Begin Record excerpts
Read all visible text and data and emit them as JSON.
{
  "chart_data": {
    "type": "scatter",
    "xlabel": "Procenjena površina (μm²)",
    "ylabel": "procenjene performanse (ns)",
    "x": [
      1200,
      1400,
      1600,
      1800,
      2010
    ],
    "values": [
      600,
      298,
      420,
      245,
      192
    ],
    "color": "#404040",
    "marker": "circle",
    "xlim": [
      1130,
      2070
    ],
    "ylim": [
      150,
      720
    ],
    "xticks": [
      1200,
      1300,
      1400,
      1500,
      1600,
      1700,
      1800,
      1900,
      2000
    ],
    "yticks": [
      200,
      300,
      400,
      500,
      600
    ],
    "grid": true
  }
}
End Record excerpts
What to do:
Reproduce the data shown above exactly.

Output of the task:
Read all visible text and data and emit them as JSON.
{
  "chart_data": {
    "type": "scatter",
    "xlabel": "Procenjena površina (μm²)",
    "ylabel": "procenjene performanse (ns)",
    "x": [
      1200,
      1400,
      1600,
      1800,
      2010
    ],
    "values": [
      600,
      298,
      420,
      245,
      192
    ],
    "color": "#404040",
    "marker": "circle",
    "xlim": [
      1130,
      2070
    ],
    "ylim": [
      150,
      720
    ],
    "xticks": [
      1200,
      1300,
      1400,
      1500,
      1600,
      1700,
      1800,
      1900,
      2000
    ],
    "yticks": [
      200,
      300,
      400,
      500,
      600
    ],
    "grid": true
  }
}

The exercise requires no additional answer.